* _The task_
Your task is to count the lines of the records that contain "sottovasi". Answer with the number and nothing else.

* _Extracted data entries_

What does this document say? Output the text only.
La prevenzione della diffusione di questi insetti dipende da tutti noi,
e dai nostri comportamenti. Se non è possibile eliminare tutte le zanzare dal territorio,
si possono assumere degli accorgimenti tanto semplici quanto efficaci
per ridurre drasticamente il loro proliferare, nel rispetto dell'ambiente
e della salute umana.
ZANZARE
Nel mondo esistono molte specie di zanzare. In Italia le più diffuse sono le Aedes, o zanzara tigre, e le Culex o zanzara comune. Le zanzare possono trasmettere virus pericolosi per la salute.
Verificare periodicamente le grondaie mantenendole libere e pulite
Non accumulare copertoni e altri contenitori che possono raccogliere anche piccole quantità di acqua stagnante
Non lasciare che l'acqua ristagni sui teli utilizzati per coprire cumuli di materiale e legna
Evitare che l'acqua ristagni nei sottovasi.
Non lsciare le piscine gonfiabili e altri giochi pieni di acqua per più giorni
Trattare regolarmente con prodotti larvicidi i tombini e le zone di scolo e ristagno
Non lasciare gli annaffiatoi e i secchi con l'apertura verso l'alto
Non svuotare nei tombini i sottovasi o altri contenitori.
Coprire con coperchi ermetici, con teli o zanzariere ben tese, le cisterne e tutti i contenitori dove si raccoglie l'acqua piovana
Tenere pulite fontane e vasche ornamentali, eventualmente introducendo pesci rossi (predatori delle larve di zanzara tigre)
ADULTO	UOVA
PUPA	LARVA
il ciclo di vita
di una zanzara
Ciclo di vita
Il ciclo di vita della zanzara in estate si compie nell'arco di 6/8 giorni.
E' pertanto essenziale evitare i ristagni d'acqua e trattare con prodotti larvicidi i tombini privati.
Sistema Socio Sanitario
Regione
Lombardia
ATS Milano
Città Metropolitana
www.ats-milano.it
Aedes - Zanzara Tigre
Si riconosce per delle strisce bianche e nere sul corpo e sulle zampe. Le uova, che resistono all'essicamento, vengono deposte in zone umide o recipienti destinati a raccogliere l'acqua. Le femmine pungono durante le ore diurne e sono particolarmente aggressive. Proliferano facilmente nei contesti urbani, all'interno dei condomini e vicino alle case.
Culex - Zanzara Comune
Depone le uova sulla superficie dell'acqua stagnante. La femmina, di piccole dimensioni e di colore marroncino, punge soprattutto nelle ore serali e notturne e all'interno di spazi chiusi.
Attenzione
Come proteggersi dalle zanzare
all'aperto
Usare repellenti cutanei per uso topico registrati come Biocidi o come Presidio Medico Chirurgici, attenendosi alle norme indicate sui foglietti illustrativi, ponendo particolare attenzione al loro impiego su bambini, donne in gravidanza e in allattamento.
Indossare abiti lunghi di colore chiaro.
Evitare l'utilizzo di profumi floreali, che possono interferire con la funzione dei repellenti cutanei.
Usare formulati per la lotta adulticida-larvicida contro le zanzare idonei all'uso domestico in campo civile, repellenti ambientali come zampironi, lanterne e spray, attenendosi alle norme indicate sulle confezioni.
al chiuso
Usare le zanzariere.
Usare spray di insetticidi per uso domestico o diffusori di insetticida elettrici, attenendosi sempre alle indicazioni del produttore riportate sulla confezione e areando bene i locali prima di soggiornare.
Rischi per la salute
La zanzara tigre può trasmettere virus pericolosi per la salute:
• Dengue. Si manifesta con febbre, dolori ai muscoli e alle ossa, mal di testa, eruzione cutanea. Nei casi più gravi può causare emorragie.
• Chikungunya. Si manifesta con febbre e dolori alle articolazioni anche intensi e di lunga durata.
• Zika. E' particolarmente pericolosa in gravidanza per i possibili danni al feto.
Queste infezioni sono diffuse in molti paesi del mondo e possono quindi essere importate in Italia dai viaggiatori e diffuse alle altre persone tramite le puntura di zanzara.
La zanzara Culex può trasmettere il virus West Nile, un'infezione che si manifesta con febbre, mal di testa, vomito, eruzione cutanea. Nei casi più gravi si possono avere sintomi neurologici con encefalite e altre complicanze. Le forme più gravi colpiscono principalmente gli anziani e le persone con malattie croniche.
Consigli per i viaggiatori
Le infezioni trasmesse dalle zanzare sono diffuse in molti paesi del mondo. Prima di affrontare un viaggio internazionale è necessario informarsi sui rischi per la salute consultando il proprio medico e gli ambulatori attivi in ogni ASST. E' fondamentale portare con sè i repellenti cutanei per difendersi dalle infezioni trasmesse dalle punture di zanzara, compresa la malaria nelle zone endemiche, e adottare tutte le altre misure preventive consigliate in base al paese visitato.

* _Exercise response_
2